##### SOURCE DATA #####
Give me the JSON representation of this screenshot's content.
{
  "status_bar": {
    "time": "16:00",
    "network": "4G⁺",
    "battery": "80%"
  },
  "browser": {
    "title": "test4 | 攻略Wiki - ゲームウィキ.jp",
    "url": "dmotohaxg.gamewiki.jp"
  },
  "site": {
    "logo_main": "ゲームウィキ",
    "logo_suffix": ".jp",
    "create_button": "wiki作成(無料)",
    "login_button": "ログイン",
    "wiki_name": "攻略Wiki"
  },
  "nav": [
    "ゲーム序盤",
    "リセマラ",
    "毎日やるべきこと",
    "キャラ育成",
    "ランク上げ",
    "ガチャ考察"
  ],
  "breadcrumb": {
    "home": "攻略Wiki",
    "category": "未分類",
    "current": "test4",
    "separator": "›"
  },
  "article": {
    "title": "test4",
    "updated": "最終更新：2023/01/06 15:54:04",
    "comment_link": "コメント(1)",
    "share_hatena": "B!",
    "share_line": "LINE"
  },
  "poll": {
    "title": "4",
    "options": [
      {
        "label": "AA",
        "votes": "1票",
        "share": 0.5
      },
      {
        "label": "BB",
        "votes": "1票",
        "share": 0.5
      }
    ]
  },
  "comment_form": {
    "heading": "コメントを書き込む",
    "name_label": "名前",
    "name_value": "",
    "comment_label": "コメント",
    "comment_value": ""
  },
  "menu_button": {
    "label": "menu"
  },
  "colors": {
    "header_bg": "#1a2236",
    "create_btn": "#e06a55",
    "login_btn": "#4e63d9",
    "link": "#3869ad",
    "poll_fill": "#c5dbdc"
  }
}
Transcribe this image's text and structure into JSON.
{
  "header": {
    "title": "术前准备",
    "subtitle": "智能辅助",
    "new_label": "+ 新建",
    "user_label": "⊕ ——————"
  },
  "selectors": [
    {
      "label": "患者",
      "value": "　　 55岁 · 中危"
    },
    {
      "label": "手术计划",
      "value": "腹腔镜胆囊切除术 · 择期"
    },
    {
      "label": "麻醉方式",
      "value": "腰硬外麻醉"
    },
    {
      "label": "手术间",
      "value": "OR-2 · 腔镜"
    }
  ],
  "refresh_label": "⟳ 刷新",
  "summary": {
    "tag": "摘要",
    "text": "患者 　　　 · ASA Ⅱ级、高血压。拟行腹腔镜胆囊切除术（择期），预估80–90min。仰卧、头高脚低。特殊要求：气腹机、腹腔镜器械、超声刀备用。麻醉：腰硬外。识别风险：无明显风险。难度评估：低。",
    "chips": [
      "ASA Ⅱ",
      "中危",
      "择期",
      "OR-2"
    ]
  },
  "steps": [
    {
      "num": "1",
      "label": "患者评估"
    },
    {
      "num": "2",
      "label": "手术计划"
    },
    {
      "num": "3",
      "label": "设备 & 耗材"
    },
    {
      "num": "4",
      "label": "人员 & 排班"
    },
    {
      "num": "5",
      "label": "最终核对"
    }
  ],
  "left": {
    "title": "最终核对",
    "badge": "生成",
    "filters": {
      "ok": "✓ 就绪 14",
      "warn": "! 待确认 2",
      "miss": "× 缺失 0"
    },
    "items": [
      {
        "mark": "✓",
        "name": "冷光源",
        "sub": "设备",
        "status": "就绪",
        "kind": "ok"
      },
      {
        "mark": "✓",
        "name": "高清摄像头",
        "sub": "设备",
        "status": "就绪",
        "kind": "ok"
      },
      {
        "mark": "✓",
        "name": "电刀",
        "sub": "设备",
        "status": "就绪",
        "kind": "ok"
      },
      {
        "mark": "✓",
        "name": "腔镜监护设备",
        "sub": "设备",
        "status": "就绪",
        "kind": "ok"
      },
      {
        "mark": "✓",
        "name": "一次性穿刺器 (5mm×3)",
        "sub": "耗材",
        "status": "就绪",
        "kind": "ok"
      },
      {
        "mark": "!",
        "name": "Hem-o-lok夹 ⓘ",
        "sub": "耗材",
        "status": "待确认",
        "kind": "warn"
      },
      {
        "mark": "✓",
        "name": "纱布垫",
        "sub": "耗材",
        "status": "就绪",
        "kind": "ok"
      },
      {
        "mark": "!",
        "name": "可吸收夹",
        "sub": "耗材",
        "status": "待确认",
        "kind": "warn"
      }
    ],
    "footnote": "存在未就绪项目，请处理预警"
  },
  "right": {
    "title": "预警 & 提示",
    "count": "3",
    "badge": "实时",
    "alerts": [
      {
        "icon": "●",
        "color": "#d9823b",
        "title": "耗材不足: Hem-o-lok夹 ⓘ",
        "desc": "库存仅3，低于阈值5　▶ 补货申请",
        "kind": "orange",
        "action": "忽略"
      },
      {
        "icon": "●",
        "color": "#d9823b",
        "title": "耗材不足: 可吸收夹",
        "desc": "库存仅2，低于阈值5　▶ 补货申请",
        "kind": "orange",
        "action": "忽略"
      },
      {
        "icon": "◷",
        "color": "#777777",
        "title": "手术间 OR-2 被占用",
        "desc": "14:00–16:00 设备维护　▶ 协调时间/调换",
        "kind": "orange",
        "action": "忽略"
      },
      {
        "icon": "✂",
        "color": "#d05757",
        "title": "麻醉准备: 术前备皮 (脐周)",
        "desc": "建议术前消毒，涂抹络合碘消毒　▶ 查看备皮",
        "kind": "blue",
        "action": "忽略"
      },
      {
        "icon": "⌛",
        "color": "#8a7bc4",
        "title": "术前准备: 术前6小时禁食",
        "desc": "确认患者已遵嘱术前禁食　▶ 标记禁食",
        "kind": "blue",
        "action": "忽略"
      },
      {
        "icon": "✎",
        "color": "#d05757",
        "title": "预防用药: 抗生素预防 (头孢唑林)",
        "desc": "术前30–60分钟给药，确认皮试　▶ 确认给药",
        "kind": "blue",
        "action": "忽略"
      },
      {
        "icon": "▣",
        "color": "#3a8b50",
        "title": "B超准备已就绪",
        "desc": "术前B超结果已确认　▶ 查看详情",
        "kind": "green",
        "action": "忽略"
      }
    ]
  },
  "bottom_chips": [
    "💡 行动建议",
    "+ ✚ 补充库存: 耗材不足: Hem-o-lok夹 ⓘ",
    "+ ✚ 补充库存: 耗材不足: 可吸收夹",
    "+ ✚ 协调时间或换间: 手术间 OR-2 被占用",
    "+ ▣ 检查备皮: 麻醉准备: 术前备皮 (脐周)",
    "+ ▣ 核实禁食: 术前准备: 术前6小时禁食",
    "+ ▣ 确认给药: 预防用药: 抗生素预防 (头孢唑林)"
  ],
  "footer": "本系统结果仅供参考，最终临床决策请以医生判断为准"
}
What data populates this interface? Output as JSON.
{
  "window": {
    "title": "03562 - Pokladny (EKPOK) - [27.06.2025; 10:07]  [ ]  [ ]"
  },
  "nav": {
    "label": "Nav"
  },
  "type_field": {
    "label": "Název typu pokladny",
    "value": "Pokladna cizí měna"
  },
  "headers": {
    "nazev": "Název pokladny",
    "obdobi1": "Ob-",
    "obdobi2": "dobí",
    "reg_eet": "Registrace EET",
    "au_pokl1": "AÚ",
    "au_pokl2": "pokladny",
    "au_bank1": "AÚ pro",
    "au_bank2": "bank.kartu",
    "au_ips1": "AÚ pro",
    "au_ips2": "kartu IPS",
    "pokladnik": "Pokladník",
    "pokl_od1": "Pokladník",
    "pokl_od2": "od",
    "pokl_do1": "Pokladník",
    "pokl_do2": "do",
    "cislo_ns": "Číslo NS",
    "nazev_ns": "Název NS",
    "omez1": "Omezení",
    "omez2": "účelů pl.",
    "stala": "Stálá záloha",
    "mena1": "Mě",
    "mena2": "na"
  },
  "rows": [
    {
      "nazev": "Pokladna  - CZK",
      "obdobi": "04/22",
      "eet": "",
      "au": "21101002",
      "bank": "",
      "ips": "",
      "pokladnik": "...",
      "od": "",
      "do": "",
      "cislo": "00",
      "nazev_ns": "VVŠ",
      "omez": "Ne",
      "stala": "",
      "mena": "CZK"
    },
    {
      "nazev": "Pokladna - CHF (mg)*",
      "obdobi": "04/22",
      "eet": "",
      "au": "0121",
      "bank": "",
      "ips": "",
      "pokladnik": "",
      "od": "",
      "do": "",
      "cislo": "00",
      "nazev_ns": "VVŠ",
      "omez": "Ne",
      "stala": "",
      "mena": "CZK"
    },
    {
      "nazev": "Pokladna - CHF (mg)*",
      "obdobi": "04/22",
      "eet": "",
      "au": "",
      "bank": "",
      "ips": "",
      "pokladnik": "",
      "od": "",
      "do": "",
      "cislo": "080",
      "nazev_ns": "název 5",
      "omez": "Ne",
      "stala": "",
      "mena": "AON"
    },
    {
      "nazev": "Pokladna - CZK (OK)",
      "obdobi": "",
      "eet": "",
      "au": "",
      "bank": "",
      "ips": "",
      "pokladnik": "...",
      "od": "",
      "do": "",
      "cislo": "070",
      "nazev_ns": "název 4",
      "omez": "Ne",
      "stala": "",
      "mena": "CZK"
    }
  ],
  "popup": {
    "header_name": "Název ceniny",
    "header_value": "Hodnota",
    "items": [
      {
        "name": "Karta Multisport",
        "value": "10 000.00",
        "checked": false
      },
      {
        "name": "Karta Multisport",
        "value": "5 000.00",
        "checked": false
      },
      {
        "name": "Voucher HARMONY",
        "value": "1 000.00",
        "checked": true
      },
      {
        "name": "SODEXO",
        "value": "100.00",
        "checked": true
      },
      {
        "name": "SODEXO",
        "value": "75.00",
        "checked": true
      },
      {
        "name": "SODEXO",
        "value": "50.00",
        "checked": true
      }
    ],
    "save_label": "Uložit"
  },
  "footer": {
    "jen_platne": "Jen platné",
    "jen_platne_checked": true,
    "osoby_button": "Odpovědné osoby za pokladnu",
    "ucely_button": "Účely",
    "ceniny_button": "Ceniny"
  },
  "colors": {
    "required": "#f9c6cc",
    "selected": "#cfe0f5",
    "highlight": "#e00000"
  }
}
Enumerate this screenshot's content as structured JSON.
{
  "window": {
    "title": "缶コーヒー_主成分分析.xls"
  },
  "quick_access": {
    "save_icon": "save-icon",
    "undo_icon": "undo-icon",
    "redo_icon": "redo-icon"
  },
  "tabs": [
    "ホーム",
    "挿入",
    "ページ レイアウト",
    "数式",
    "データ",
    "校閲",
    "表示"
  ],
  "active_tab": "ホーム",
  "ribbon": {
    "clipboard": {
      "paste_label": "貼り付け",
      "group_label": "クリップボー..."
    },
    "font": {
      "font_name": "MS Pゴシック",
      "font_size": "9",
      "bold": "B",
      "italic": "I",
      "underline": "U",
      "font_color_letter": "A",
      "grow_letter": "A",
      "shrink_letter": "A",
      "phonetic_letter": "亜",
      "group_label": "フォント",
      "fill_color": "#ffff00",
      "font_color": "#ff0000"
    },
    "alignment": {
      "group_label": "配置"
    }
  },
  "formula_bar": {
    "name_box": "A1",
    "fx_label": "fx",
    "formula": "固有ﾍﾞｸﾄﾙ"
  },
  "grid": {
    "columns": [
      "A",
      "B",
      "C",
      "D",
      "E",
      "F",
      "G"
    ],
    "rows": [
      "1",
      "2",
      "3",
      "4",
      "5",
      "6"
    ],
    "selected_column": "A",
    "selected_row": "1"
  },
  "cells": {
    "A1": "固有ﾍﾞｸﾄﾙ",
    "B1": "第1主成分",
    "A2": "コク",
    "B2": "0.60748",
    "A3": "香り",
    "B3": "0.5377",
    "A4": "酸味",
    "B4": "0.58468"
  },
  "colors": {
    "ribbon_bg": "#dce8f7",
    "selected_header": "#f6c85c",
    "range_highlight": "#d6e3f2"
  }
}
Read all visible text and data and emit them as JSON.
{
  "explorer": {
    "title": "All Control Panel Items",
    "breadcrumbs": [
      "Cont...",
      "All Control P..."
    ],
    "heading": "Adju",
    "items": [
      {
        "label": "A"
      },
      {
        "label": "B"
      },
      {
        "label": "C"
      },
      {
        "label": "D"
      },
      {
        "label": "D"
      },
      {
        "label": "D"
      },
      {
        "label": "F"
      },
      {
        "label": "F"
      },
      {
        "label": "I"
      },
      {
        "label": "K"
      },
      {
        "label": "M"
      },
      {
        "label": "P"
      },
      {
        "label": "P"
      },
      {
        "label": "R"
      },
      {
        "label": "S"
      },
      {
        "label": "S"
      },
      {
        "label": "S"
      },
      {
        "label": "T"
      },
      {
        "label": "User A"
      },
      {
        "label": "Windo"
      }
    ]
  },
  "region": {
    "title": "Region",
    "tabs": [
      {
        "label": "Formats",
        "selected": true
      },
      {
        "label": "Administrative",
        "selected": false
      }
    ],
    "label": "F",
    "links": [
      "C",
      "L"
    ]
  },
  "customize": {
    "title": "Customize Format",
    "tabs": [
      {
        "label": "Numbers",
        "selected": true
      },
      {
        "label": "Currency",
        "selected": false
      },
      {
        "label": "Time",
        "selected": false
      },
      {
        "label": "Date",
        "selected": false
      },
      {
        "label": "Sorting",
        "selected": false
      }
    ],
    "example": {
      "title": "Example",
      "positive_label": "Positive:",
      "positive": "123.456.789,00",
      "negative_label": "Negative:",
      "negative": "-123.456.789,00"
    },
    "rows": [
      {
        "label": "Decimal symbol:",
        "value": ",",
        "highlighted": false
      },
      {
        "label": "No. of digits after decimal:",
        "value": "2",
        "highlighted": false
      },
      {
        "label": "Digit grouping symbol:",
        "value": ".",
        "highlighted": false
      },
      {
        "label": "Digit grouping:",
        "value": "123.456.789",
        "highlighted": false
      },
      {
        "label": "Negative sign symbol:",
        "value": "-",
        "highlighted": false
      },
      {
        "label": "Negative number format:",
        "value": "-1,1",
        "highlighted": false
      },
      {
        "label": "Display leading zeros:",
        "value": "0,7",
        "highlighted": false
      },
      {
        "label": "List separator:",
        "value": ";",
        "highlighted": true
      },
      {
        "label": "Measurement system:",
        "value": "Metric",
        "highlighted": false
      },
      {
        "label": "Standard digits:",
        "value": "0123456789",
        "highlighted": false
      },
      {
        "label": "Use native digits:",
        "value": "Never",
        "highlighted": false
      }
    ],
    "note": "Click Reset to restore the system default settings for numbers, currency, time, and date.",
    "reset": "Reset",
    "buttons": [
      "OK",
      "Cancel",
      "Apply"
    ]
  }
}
#####
PROBLEM ▸ Return each line in the records that holds the string "Control".

ANSWER TO THE PROBLEM ▸
    "title": "All Control Panel Items",
      "All Control P..."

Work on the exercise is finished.